## [Task details]
Do any lines in the data below contain "JSON"? If so, copy every one of them.

[start]

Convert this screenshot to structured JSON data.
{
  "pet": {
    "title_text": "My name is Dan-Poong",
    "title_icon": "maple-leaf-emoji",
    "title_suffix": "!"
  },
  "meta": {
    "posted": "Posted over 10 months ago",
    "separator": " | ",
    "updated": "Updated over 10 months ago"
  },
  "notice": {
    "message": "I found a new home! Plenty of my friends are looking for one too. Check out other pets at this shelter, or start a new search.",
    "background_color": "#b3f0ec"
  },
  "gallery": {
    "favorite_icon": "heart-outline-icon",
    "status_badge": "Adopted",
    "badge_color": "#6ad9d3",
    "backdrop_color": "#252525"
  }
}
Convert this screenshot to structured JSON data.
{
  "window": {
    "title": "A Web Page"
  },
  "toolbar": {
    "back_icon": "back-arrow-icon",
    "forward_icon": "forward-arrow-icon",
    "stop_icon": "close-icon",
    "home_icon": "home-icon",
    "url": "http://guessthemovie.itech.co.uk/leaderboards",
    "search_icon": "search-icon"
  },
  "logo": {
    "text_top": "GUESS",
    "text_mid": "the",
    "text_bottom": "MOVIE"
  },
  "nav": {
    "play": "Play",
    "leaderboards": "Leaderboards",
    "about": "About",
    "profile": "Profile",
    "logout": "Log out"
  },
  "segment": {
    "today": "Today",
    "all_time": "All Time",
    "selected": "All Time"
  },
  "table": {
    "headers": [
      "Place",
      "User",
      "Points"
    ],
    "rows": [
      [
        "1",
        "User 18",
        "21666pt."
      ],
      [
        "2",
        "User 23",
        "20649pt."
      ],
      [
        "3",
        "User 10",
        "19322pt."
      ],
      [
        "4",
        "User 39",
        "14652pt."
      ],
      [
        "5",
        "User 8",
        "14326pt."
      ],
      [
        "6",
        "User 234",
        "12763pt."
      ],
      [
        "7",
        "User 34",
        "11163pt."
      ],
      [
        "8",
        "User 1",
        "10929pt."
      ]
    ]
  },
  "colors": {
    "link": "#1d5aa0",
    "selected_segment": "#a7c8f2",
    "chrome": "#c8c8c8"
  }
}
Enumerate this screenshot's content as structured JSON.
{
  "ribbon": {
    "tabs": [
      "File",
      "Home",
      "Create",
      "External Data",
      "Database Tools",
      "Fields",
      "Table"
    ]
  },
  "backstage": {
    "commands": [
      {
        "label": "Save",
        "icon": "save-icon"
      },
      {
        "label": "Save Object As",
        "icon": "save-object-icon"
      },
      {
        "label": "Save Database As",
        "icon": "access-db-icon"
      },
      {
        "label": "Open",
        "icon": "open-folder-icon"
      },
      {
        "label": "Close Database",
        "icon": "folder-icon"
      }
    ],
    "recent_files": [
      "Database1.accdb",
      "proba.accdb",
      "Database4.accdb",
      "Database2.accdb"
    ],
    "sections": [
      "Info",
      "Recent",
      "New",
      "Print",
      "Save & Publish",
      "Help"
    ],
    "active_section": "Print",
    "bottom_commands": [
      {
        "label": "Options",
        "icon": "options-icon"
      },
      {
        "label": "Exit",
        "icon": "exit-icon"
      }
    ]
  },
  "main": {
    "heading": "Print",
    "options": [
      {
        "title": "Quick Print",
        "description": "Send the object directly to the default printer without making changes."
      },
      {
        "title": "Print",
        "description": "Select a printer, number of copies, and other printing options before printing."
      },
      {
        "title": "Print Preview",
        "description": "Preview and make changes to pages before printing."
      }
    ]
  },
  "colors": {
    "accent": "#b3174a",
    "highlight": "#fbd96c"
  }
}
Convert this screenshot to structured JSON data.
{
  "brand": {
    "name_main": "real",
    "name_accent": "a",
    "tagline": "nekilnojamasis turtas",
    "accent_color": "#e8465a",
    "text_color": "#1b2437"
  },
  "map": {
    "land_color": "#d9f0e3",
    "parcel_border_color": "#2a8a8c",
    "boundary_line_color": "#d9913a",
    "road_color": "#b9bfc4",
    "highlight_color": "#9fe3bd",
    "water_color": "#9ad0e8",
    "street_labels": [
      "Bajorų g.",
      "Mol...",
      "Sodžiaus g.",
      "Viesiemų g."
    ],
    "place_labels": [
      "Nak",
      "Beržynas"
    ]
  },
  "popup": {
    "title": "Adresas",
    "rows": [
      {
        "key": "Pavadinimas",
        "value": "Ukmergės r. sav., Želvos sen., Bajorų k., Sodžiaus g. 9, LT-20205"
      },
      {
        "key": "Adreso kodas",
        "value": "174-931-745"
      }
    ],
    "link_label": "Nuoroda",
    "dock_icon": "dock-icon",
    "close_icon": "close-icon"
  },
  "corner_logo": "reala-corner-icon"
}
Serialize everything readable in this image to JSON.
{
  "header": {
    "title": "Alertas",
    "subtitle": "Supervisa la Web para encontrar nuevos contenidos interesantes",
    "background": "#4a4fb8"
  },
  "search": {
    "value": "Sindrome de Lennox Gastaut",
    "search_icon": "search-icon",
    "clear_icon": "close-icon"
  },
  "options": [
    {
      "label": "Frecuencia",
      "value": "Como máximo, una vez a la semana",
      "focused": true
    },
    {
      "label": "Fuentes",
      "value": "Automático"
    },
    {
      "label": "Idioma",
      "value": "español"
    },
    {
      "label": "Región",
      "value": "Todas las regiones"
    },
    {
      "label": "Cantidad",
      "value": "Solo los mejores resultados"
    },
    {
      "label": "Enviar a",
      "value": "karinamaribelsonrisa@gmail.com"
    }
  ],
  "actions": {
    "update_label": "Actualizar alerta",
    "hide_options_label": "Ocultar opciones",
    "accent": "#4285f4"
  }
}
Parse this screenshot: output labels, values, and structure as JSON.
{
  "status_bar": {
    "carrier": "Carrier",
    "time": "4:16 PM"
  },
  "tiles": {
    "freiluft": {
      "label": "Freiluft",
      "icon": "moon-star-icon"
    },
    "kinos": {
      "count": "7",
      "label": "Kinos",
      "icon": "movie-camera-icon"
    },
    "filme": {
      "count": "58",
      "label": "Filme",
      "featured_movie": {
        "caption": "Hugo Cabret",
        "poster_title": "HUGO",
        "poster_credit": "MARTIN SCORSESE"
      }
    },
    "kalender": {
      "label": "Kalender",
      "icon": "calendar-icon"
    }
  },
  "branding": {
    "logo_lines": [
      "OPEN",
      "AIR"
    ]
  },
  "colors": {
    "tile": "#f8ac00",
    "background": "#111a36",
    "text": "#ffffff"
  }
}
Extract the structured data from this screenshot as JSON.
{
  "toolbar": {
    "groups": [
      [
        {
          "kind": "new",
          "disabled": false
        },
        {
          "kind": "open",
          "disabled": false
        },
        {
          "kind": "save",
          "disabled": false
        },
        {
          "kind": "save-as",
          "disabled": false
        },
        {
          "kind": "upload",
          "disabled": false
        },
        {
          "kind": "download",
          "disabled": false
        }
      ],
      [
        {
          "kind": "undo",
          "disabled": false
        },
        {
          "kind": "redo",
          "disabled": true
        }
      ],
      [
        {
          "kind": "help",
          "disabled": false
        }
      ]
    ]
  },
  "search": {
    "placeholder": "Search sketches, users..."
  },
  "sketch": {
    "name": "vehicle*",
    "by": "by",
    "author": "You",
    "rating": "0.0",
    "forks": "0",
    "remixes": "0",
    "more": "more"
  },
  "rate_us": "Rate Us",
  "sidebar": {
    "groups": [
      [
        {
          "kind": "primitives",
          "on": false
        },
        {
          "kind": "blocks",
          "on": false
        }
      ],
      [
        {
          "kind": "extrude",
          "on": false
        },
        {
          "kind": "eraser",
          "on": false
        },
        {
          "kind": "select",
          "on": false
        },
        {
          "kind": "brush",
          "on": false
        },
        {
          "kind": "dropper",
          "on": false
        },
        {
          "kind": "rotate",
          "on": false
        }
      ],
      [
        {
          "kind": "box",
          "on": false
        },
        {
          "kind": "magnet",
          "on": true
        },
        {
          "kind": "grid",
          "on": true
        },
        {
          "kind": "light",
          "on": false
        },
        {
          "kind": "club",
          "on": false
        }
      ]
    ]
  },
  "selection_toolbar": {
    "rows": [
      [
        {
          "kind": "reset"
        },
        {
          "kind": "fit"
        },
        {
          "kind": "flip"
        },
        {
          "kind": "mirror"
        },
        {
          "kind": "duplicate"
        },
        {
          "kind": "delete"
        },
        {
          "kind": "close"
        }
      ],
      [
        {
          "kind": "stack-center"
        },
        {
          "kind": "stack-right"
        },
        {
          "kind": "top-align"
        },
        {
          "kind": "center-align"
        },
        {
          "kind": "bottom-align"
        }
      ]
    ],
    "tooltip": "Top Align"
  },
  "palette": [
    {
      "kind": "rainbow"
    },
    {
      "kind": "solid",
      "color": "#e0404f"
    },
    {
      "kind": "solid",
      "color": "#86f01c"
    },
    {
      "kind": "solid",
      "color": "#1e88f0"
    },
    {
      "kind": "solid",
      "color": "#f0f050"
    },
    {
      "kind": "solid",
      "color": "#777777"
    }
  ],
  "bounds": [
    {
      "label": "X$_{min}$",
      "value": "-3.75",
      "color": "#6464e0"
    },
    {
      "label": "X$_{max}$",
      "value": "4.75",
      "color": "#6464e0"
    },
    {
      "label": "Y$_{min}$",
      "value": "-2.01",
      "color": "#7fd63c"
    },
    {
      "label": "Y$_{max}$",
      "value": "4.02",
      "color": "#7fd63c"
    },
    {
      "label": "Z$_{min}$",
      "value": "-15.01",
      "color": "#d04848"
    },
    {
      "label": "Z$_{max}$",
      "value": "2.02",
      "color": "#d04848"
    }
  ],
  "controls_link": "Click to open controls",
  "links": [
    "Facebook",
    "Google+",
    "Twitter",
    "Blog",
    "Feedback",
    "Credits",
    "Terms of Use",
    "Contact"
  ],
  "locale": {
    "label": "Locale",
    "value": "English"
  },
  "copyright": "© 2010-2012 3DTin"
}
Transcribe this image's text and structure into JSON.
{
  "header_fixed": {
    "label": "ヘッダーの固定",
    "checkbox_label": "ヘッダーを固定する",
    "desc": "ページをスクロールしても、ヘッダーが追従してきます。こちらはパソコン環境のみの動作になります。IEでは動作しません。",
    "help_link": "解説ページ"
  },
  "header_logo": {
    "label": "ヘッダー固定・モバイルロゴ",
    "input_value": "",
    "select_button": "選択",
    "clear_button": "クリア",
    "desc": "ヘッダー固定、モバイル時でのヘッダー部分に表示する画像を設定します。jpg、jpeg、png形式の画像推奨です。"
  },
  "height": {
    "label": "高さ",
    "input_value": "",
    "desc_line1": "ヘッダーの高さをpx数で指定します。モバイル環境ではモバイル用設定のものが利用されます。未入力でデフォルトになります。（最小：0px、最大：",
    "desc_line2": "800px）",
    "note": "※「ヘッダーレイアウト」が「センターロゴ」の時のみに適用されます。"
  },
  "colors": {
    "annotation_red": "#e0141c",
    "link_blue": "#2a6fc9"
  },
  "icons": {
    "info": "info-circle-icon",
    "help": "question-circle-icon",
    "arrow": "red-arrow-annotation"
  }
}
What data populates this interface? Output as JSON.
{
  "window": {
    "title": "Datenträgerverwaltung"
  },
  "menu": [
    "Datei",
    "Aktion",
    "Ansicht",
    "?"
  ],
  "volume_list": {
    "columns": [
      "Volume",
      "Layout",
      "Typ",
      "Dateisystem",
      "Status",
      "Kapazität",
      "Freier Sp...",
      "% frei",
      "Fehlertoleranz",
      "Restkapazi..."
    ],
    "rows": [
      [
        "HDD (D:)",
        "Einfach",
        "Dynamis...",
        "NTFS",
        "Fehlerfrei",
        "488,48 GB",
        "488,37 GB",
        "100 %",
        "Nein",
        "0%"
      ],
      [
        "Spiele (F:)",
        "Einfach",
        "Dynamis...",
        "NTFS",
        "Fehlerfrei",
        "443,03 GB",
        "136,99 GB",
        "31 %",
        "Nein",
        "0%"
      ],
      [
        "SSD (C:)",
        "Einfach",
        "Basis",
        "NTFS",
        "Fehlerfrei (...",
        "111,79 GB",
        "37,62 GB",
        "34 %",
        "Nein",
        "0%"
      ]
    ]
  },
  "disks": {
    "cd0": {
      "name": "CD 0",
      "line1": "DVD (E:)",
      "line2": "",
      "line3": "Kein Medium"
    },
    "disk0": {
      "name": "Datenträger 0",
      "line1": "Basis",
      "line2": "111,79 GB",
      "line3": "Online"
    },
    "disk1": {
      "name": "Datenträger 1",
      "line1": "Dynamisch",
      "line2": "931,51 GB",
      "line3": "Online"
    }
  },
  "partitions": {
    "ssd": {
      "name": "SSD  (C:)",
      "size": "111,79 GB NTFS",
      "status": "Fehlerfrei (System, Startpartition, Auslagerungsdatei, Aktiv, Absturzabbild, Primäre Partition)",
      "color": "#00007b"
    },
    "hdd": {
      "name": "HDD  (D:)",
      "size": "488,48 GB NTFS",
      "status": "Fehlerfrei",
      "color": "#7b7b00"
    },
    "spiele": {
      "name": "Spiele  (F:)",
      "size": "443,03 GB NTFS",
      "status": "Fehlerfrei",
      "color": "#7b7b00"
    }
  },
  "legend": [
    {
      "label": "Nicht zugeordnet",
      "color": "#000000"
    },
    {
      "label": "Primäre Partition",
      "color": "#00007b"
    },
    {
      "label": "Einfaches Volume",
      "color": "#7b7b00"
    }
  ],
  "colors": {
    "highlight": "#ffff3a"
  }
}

[end]

## [Output for this exercise]
Convert this screenshot to structured JSON data.
Convert this screenshot to structured JSON data.
Enumerate this screenshot's content as structured JSON.
Convert this screenshot to structured JSON data.
Serialize everything readable in this image to JSON.
Parse this screenshot: output labels, values, and structure as JSON.
Extract the structured data from this screenshot as JSON.
Transcribe this image's text and structure into JSON.
What data populates this interface? Output as JSON.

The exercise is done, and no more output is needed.